### AIM OF THE TASK
Produce a verbatim copy of the entries listed below.

### DATA SHOWN
============
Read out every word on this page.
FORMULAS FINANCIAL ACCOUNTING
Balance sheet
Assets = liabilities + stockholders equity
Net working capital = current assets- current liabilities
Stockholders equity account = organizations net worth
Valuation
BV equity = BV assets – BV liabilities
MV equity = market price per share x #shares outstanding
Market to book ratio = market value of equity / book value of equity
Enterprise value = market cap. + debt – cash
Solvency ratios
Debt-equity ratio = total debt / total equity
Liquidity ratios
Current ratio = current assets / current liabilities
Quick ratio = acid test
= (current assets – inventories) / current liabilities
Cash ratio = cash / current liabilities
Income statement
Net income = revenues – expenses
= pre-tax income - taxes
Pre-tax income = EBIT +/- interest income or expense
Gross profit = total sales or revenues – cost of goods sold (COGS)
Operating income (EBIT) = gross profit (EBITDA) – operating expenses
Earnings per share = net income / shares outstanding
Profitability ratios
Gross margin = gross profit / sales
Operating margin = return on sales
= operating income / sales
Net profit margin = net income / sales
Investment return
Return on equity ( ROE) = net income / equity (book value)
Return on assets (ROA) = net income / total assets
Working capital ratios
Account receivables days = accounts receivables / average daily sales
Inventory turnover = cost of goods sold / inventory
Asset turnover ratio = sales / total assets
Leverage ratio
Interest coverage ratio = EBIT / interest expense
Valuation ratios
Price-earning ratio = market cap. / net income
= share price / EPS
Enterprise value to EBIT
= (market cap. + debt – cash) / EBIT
============
### RESPONSE TO THE EXERCISE
Read out every word on this page.
FORMULAS FINANCIAL ACCOUNTING
Balance sheet
Assets = liabilities + stockholders equity
Net working capital = current assets- current liabilities
Stockholders equity account = organizations net worth
Valuation
BV equity = BV assets – BV liabilities
MV equity = market price per share x #shares outstanding
Market to book ratio = market value of equity / book value of equity
Enterprise value = market cap. + debt – cash
Solvency ratios
Debt-equity ratio = total debt / total equity
Liquidity ratios
Current ratio = current assets / current liabilities
Quick ratio = acid test
= (current assets – inventories) / current liabilities
Cash ratio = cash / current liabilities
Income statement
Net income = revenues – expenses
= pre-tax income - taxes
Pre-tax income = EBIT +/- interest income or expense
Gross profit = total sales or revenues – cost of goods sold (COGS)
Operating income (EBIT) = gross profit (EBITDA) – operating expenses
Earnings per share = net income / shares outstanding
Profitability ratios
Gross margin = gross profit / sales
Operating margin = return on sales
= operating income / sales
Net profit margin = net income / sales
Investment return
Return on equity ( ROE) = net income / equity (book value)
Return on assets (ROA) = net income / total assets
Working capital ratios
Account receivables days = accounts receivables / average daily sales
Inventory turnover = cost of goods sold / inventory
Asset turnover ratio = sales / total assets
Leverage ratio
Interest coverage ratio = EBIT / interest expense
Valuation ratios
Price-earning ratio = market cap. / net income
= share price / EPS
Enterprise value to EBIT
= (market cap. + debt – cash) / EBIT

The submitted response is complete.